§ **DOCUMENT PASSAGE**
────

This taps into what I was saying earlier about the heat getting absorbed into the mass. What it does is mix modern science with knowledge from hundreds of years ago. Burn the smoke and capture heat from the exhaust while focusing on utilizing the more efficient forms of heat: radiant and conductive heat are favored over convective heat.

The new twist is using modern materials (barrels, ducting) to make the building process cheaper and easier, and also making the heaters more effective at getting the heat where people want it: right where they can sit on it and tuck their cold toes under the cushions.

  • Convection is heat transfer via moving air or water, which is how most of our standard heating systems work.
  • Conduction happens when two surfaces touch each other – such as your body sitting on the warm stove exhaust.
  • Radiant heat transfer happens when warmth radiates from a hot surface to strike another surface. It doesn't require air movement. Examples include warmth radiating from a fire or from the sun.

#8 – There are many different kinds of rocket mass heaters.

────

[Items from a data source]
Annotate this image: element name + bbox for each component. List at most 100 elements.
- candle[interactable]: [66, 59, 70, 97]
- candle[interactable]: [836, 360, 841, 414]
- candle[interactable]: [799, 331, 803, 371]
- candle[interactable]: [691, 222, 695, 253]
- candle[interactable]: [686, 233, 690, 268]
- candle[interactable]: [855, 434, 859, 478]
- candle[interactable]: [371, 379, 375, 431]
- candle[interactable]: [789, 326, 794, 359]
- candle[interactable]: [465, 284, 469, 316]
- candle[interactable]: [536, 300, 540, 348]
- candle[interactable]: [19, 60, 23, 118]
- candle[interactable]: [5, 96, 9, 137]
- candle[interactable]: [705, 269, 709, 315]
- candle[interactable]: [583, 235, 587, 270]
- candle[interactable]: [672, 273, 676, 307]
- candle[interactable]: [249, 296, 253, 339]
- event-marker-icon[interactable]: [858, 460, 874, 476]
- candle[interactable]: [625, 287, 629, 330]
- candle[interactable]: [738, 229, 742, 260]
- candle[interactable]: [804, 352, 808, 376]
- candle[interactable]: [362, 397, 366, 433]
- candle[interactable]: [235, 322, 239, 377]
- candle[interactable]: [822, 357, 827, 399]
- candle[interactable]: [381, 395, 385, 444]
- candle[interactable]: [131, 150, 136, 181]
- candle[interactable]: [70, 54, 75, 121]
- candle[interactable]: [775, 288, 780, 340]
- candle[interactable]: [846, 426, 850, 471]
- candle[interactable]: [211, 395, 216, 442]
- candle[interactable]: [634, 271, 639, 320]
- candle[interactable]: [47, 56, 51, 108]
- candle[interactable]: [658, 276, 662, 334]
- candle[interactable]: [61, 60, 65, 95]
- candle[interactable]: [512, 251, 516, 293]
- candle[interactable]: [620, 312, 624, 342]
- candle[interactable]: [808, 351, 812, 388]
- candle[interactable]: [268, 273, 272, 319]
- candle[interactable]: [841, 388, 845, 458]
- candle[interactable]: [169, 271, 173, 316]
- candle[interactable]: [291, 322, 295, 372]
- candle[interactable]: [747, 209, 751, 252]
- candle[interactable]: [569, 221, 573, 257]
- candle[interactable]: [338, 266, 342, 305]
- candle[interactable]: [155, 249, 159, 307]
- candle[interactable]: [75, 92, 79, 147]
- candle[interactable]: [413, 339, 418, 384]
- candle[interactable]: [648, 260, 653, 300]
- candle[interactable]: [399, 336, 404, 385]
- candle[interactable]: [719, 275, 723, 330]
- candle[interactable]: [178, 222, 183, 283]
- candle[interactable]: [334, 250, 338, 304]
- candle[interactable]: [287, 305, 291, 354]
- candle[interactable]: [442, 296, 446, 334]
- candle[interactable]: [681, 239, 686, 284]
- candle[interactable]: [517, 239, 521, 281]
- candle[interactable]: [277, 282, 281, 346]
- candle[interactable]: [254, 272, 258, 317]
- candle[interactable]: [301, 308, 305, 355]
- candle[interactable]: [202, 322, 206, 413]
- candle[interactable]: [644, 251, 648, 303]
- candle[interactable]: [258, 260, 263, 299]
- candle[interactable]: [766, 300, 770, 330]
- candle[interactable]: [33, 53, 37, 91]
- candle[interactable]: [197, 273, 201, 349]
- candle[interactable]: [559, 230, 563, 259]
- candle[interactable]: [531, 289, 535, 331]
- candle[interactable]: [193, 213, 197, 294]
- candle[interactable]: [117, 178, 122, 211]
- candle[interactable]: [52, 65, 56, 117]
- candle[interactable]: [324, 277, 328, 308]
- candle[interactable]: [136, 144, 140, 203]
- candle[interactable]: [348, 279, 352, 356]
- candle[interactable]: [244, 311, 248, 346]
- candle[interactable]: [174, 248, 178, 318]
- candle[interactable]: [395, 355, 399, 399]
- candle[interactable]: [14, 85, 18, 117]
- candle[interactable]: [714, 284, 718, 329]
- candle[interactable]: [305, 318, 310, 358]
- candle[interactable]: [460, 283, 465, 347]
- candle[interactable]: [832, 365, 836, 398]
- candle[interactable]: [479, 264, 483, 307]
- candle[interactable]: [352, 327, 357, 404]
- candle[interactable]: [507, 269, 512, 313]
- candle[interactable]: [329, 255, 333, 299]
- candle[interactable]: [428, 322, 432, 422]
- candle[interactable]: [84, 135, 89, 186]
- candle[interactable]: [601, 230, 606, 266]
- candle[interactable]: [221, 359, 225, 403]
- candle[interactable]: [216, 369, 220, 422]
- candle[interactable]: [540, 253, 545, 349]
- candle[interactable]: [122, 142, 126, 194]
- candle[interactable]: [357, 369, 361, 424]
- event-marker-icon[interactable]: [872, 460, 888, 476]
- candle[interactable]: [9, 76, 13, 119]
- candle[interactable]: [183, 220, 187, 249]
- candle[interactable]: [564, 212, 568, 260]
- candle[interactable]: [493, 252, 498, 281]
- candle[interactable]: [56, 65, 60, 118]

────

§ **REQUIRED WORK**
a) In the passage on rocket mass heaters, how is convection defined?
b) Identify every line of the records that contains the string "event", matching case exactly.

§ **COMPLETE ANSWERS**
a) Convection is heat transfer via moving air or water.

b)
- event-marker-icon[interactable]: [858, 460, 874, 476]
- event-marker-icon[interactable]: [872, 460, 888, 476]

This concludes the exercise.